__ABOUT THIS EXERCISE__
Reproduce the full listing that appears beneath this instruction exactly.

-=-=-=-=-

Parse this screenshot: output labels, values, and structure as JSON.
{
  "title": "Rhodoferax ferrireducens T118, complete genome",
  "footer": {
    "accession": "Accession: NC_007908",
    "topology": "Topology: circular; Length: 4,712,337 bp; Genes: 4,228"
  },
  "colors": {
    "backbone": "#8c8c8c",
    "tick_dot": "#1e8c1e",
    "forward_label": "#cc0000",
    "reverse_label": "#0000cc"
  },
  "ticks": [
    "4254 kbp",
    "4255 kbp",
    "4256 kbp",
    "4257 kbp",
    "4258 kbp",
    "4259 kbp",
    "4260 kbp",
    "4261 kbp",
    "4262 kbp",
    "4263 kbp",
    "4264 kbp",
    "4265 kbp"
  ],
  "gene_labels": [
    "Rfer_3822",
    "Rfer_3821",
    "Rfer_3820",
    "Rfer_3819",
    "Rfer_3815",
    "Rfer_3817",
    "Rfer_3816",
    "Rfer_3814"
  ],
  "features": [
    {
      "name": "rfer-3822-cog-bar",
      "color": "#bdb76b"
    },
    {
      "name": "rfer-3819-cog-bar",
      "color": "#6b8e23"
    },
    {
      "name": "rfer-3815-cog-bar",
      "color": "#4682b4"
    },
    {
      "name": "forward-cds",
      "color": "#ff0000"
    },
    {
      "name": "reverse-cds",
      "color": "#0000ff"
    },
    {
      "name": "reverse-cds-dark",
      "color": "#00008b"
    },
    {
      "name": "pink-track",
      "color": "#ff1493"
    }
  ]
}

-=-=-=-=-

__EXERCISE OUTPUT__
Parse this screenshot: output labels, values, and structure as JSON.
{
  "title": "Rhodoferax ferrireducens T118, complete genome",
  "footer": {
    "accession": "Accession: NC_007908",
    "topology": "Topology: circular; Length: 4,712,337 bp; Genes: 4,228"
  },
  "colors": {
    "backbone": "#8c8c8c",
    "tick_dot": "#1e8c1e",
    "forward_label": "#cc0000",
    "reverse_label": "#0000cc"
  },
  "ticks": [
    "4254 kbp",
    "4255 kbp",
    "4256 kbp",
    "4257 kbp",
    "4258 kbp",
    "4259 kbp",
    "4260 kbp",
    "4261 kbp",
    "4262 kbp",
    "4263 kbp",
    "4264 kbp",
    "4265 kbp"
  ],
  "gene_labels": [
    "Rfer_3822",
    "Rfer_3821",
    "Rfer_3820",
    "Rfer_3819",
    "Rfer_3815",
    "Rfer_3817",
    "Rfer_3816",
    "Rfer_3814"
  ],
  "features": [
    {
      "name": "rfer-3822-cog-bar",
      "color": "#bdb76b"
    },
    {
      "name": "rfer-3819-cog-bar",
      "color": "#6b8e23"
    },
    {
      "name": "rfer-3815-cog-bar",
      "color": "#4682b4"
    },
    {
      "name": "forward-cds",
      "color": "#ff0000"
    },
    {
      "name": "reverse-cds",
      "color": "#0000ff"
    },
    {
      "name": "reverse-cds-dark",
      "color": "#00008b"
    },
    {
      "name": "pink-track",
      "color": "#ff1493"
    }
  ]
}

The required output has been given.